▶ [SUPPLIED DATA]:
* start *

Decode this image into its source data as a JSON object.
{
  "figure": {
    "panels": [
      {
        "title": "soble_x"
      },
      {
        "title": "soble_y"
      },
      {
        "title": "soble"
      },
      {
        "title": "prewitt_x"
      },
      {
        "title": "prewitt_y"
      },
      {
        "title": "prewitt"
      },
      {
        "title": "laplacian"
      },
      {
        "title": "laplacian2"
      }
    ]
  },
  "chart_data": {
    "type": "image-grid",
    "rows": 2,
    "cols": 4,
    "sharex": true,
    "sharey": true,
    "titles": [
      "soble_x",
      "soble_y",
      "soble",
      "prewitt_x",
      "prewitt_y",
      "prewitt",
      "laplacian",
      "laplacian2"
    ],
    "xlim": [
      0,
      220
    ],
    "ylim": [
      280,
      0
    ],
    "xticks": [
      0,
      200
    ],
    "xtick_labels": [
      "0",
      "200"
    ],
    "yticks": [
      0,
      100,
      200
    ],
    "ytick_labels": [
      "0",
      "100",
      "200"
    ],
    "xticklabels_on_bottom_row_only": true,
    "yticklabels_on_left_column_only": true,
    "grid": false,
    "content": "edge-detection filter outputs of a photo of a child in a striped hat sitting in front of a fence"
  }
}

* end *

▶ [TASK GOAL]: Search the listing for the word "image". Copy every line in which it occurs.

▶ [EXERCISE ANSWER]:
Decode this image into its source data as a JSON object.
    "type": "image-grid",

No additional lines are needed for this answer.